# TEKSTFRAGMENT
◇ ◇ ◇ ◇

Zie hiervoor mijn eerdere antwoorden over de rol van verkopen in het beleid van corporaties en de doelstelling om de sociale huurvoorraad te laten toenemen.
Hoeveel woningzoekenden in het sociale huursegment zijn er in Amsterdam?
Het aantal ingeschreven woningzoekenden is 444.020. Hiervan zijn ongeveer 68.901 actieve woningzoekenden. Deze gegevens komen uit de Trendanalyse van Woningnet 2022.
Hoeveel sociale huurwoningen worden er ieder jaar in Amsterdam aan de sociale voorraad door verkoop, liberalisatie en sloop onttrokken? Kunt u dat per onttrekking inzichtelijk maken?

◇ ◇ ◇ ◇

# GEGEVENSOVERZICHT

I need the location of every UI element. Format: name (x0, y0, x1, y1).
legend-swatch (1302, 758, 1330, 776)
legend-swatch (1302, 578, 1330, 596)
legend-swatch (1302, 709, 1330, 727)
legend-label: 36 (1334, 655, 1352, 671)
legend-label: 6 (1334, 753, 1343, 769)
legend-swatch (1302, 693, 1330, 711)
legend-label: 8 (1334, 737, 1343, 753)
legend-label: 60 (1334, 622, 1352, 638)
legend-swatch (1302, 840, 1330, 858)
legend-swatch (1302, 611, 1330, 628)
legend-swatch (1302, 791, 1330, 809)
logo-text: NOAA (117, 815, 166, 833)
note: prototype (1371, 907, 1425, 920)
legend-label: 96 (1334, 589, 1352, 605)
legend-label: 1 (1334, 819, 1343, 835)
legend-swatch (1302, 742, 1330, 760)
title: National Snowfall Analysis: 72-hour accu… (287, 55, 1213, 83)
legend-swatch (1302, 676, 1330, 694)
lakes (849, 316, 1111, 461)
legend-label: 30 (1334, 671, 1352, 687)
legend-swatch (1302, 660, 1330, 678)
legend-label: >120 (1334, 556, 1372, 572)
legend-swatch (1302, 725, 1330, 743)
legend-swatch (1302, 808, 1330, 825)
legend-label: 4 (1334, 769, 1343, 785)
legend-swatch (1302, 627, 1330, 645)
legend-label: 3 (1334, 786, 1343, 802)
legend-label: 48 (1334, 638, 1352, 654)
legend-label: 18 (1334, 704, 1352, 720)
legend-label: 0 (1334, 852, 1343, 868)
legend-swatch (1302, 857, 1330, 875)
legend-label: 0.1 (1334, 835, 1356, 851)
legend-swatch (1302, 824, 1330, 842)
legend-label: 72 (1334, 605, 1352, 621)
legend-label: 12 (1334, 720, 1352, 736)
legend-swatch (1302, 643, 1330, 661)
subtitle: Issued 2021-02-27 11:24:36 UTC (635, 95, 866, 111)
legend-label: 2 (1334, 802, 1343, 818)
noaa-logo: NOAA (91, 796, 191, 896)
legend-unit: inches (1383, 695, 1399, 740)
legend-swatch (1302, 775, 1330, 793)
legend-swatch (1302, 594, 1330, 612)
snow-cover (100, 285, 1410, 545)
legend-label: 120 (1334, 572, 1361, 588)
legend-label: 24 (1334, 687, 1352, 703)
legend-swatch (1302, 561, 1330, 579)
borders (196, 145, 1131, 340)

◇ ◇ ◇ ◇

# OPDRACHT 1
Vertaal de zin „Het aantal ingeschreven woningzoekenden is 444.020.” uit het tekstfragment over sociale huur in Amsterdam naar het Engels.
# OPDRACHT 2
Beantwoord aan de hand van het tekstfragment over sociale huur in Amsterdam:
(a) Hoeveel actieve woningzoekenden zijn er ongeveer?
(b) Uit welke bron komen de genoemde cijfers over woningzoekenden?
(c) Via welke drie vormen worden sociale huurwoningen volgens de laatste vraag aan de voorraad onttrokken?
# OPDRACHT 3
Pak het tekstfragment over sociale huurwoningen in Amsterdam op na de laatste zin en schrijf het verder.
De data vormen afzonderlijk materiaal, los van het tekstfragment.

# VERWACHT RESULTAAT 1
The number of registered home seekers is 444,020.

# VERWACHT RESULTAAT 2
(a) Ongeveer 68.901.
(b) Uit de Trendanalyse van Woningnet 2022.
(c) Verkoop, liberalisatie en sloop.

# VERWACHT RESULTAAT 3
Hierbij de cijfers over de verkoop, liberalisatie en sloop door woningcorporaties in Amsterdam. Bron: Monitor Samenwerkingsafspraken over 2021. Voor de particuliere sociale voorraad zijn deze cijfers niet beschikbaar.
Hierbij moet worden opgemerkt dat de gemeente en woningcorporaties meerjarige afspraken maken, waardoor de eerste jaren soms een lager netto resultaat hebben als gevolg van sloop. In de daaropvolgende jaren wordt een toevoeging door nieuwbouw in hogere aantallen gerealiseerd. De komende jaren zal er daardoor naar verwachting sprake zijn van een hoger netto resultaat.
Nieuwbouw zelfstandige sociale huurwoningen
1.372
1.930
Aankoop sociale huurwoningen
1
0
Verkoop sociale huur particulieren
627
868
Verkoop sociale huur overig (o.a. collega-corporatie /belegger)
51
0
Sloop sociale huurwoningen
435
156
Aantal liberalisaties sociale huurwoningen bij mutatie (incl. «ontliberalisatie»)
316
287
Dit betreft de complexmatige verkoop van 5 woningen aan een woongroep.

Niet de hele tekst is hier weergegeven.